> **THE EXERCISE**
Retype the data that follows line by line, exactly, and leave its pictures out.

> **RECORD LIST**
## begin

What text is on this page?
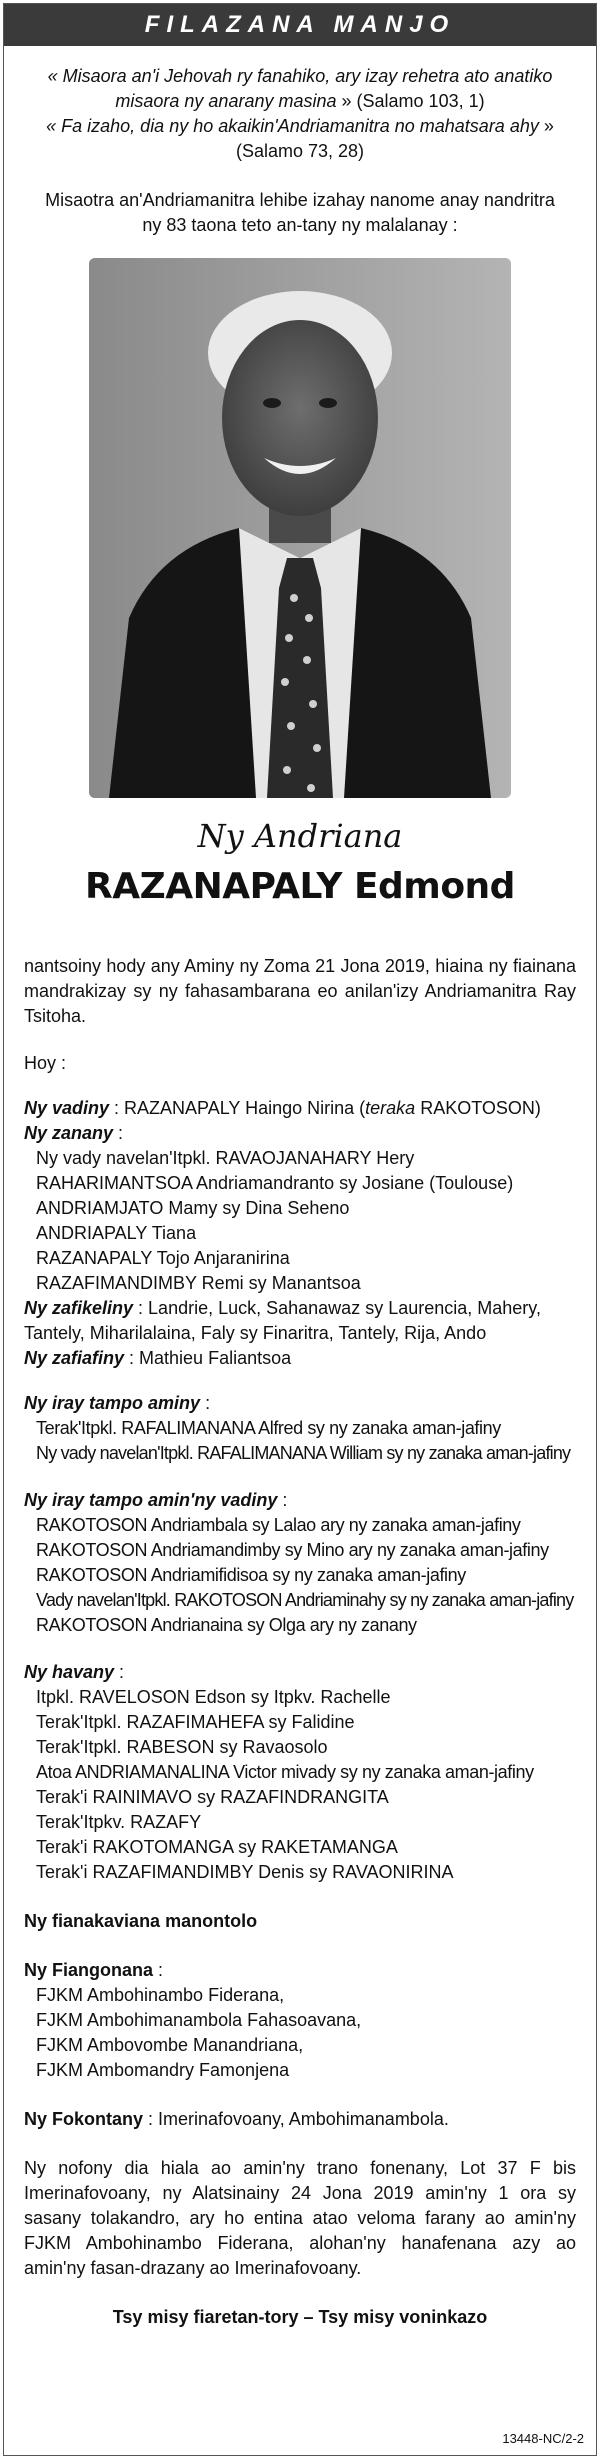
FILAZANA MANJO
« Misaora an'i Jehovah ry fanahiko, ary izay rehetra ato anatiko
misaora ny anarany masina » (Salamo 103, 1)
« Fa izaho, dia ny ho akaikin'Andriamanitra no mahatsara ahy »
(Salamo 73, 28)
Misaotra an'Andriamanitra lehibe izahay nanome anay nandritra ny 83 taona teto an-tany ny malalanay :
Ny Andriana
RAZANAPALY Edmond
nantsoiny hody any Aminy ny Zoma 21 Jona 2019, hiaina ny fiainana mandrakizay sy ny fahasambarana eo anilan'izy Andriamanitra Ray Tsitoha.
Hoy :
Ny vadiny : RAZANAPALY Haingo Nirina (teraka RAKOTOSON)
Ny zanany :
Ny vady navelan'Itpkl. RAVAOJANAHARY Hery
RAHARIMANTSOA Andriamandranto sy Josiane (Toulouse)
ANDRIAMJATO Mamy sy Dina Seheno
ANDRIAPALY Tiana
RAZANAPALY Tojo Anjaranirina
RAZAFIMANDIMBY Remi sy Manantsoa
Ny zafikeliny : Landrie, Luck, Sahanawaz sy Laurencia, Mahery, Tantely, Miharilalaina, Faly sy Finaritra, Tantely, Rija, Ando
Ny zafiafiny : Mathieu Faliantsoa
Ny iray tampo aminy :
Terak'Itpkl. RAFALIMANANA Alfred sy ny zanaka aman-jafiny
Ny vady navelan'Itpkl. RAFALIMANANA William sy ny zanaka aman-jafiny
Ny iray tampo amin'ny vadiny :
RAKOTOSON Andriambala sy Lalao ary ny zanaka aman-jafiny
RAKOTOSON Andriamandimby sy Mino ary ny zanaka aman-jafiny
RAKOTOSON Andriamifidisoa sy ny zanaka aman-jafiny
Vady navelan'Itpkl. RAKOTOSON Andriaminahy sy ny zanaka aman-jafiny
RAKOTOSON Andrianaina sy Olga ary ny zanany
Ny havany :
Itpkl. RAVELOSON Edson sy Itpkv. Rachelle
Terak'Itpkl. RAZAFIMAHEFA sy Falidine
Terak'Itpkl. RABESON sy Ravaosolo
Atoa ANDRIAMANALINA Victor mivady sy ny zanaka aman-jafiny
Terak'i RAINIMAVO sy RAZAFINDRANGITA
Terak'Itpkv. RAZAFY
Terak'i RAKOTOMANGA sy RAKETAMANGA
Terak'i RAZAFIMANDIMBY Denis sy RAVAONIRINA
Ny fianakaviana manontolo
Ny Fiangonana :
FJKM Ambohinambo Fiderana,
FJKM Ambohimanambola Fahasoavana,
FJKM Ambovombe Manandriana,
FJKM Ambomandry Famonjena
Ny Fokontany : Imerinafovoany, Ambohimanambola.
Ny nofony dia hiala ao amin'ny trano fonenany, Lot 37 F bis Imerinafovoany, ny Alatsinainy 24 Jona 2019 amin'ny 1 ora sy sasany tolakandro, ary ho entina atao veloma farany ao amin'ny FJKM Ambohinambo Fiderana, alohan'ny hanafenana azy ao amin'ny fasan-drazany ao Imerinafovoany.
Tsy misy fiaretan-tory – Tsy misy voninkazo
13448-NC/2-2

## end

> **TASK SOLUTION**
What text is on this page?
FILAZANA MANJO
« Misaora an'i Jehovah ry fanahiko, ary izay rehetra ato anatiko
misaora ny anarany masina » (Salamo 103, 1)
« Fa izaho, dia ny ho akaikin'Andriamanitra no mahatsara ahy »
(Salamo 73, 28)
Misaotra an'Andriamanitra lehibe izahay nanome anay nandritra ny 83 taona teto an-tany ny malalanay :
Ny Andriana
RAZANAPALY Edmond
nantsoiny hody any Aminy ny Zoma 21 Jona 2019, hiaina ny fiainana mandrakizay sy ny fahasambarana eo anilan'izy Andriamanitra Ray Tsitoha.
Hoy :
Ny vadiny : RAZANAPALY Haingo Nirina (teraka RAKOTOSON)
Ny zanany :
Ny vady navelan'Itpkl. RAVAOJANAHARY Hery
RAHARIMANTSOA Andriamandranto sy Josiane (Toulouse)
ANDRIAMJATO Mamy sy Dina Seheno
ANDRIAPALY Tiana
RAZANAPALY Tojo Anjaranirina
RAZAFIMANDIMBY Remi sy Manantsoa
Ny zafikeliny : Landrie, Luck, Sahanawaz sy Laurencia, Mahery, Tantely, Miharilalaina, Faly sy Finaritra, Tantely, Rija, Ando
Ny zafiafiny : Mathieu Faliantsoa
Ny iray tampo aminy :
Terak'Itpkl. RAFALIMANANA Alfred sy ny zanaka aman-jafiny
Ny vady navelan'Itpkl. RAFALIMANANA William sy ny zanaka aman-jafiny
Ny iray tampo amin'ny vadiny :
RAKOTOSON Andriambala sy Lalao ary ny zanaka aman-jafiny
RAKOTOSON Andriamandimby sy Mino ary ny zanaka aman-jafiny
RAKOTOSON Andriamifidisoa sy ny zanaka aman-jafiny
Vady navelan'Itpkl. RAKOTOSON Andriaminahy sy ny zanaka aman-jafiny
RAKOTOSON Andrianaina sy Olga ary ny zanany
Ny havany :
Itpkl. RAVELOSON Edson sy Itpkv. Rachelle
Terak'Itpkl. RAZAFIMAHEFA sy Falidine
Terak'Itpkl. RABESON sy Ravaosolo
Atoa ANDRIAMANALINA Victor mivady sy ny zanaka aman-jafiny
Terak'i RAINIMAVO sy RAZAFINDRANGITA
Terak'Itpkv. RAZAFY
Terak'i RAKOTOMANGA sy RAKETAMANGA
Terak'i RAZAFIMANDIMBY Denis sy RAVAONIRINA
Ny fianakaviana manontolo
Ny Fiangonana :
FJKM Ambohinambo Fiderana,
FJKM Ambohimanambola Fahasoavana,
FJKM Ambovombe Manandriana,
FJKM Ambomandry Famonjena
Ny Fokontany : Imerinafovoany, Ambohimanambola.
Ny nofony dia hiala ao amin'ny trano fonenany, Lot 37 F bis Imerinafovoany, ny Alatsinainy 24 Jona 2019 amin'ny 1 ora sy sasany tolakandro, ary ho entina atao veloma farany ao amin'ny FJKM Ambohinambo Fiderana, alohan'ny hanafenana azy ao amin'ny fasan-drazany ao Imerinafovoany.
Tsy misy fiaretan-tory – Tsy misy voninkazo
13448-NC/2-2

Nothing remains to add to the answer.